__PARTS OF THE EXERCISE__.
1 - In the fact-check notes, what attendance figure do PBS NewsHour and MPR News report?
2 - Carry on the fact-check notes from their last sentence onward.

__TEXT PROVIDED__.
####
Our version: The neutral version reports PBS NewsHour and MPR News figures of approximately 100,000 attendees and notes Wiener's 200,000 claim as disputed and unverified, while confirming extensive searches found no verifiable source for the quote.
jacobin.com
Florian Maiwald overstated an unreviewed MIT preprint by claiming 'A recent MIT study that found significantly reduced brain activity among regular users of chatbots, for instance, provides some initial support' for 'cognitive debt' and gradual loss of capacities. He unverifiedly attributed to Zinnya del Villar that LLMs associate 'nurse' with women and 'scientist' with men, and paraphrased Derek Thompson as saying chatbots 'could tell us that we’re always right'.
####
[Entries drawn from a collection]
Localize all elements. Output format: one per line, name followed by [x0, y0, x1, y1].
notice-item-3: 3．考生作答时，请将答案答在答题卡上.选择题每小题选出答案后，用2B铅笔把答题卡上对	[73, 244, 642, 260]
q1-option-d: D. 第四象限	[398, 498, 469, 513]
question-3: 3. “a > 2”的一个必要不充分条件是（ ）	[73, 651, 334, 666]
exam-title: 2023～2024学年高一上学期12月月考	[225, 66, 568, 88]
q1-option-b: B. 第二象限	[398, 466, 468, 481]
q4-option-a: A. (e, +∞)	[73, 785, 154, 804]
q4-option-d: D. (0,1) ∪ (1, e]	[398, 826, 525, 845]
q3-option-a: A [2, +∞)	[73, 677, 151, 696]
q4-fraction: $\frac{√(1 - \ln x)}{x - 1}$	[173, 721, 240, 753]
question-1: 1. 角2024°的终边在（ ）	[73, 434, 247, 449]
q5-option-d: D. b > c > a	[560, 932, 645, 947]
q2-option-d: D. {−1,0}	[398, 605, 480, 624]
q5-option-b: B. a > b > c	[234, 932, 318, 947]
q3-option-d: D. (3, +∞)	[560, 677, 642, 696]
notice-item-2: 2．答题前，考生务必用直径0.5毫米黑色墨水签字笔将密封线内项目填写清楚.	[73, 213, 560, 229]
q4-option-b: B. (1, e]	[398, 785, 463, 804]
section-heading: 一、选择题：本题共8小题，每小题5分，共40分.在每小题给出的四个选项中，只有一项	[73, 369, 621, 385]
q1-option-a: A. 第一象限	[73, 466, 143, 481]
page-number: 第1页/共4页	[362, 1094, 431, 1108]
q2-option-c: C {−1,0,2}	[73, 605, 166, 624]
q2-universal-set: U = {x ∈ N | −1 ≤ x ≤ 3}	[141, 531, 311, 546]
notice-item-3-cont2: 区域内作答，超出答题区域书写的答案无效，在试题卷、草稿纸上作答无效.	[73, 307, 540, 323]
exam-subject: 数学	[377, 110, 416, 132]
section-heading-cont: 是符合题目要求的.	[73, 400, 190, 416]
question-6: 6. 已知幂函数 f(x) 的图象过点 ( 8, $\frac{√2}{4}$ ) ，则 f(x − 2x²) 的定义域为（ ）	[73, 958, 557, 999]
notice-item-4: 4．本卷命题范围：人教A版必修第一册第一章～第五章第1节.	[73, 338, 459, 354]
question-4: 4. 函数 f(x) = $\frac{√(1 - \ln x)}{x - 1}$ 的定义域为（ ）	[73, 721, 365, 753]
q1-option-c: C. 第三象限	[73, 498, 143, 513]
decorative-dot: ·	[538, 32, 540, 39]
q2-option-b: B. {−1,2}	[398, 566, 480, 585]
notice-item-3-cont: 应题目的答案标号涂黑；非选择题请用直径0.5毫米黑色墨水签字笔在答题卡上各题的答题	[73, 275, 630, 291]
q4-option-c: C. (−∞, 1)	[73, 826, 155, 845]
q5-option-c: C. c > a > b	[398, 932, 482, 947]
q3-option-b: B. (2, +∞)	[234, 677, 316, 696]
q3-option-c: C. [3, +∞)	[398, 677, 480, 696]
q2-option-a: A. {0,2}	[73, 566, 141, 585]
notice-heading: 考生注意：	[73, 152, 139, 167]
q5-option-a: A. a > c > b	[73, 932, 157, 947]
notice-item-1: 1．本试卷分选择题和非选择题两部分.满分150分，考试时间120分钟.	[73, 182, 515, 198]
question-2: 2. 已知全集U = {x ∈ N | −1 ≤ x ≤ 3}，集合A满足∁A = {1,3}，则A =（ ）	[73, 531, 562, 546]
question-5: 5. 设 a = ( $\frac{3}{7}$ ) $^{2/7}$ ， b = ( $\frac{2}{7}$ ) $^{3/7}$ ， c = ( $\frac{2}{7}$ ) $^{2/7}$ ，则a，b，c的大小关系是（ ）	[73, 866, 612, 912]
####
__RESPONSES BY ITEM NUMBER__.
1 - Approximately 100,000 attendees.

2 -
Our version: The neutral rewrite describes the arXiv preprint's temporary, task-specific EEG findings in a small sample that partially reversed, explicitly rejecting permanent 'cognitive debt' or atrophy interpretations.
thenation.com
In 'As AI Breathes Down Our Necks', John Nichols falsely stated Sanders 'issued a call in December' for the moratorium, predating the actual March 25, 2026 introduction. He cited unverified predictions like Anthropic CEO Dario Amodei speculating 'AI isn’t a substitute for specific human jobs but rather a general labor substitute for humans' and a Senate HELP report on 100 million job losses, plus nonexistent media quotes like Fox's Stuart Varney calling Sanders 'economically illiterate'.
Our version: The neutral version corrects to the March 25, 2026 bill introduction per Sanders' website and notes searches yield no matches for the cited predictions, quotes, or reports.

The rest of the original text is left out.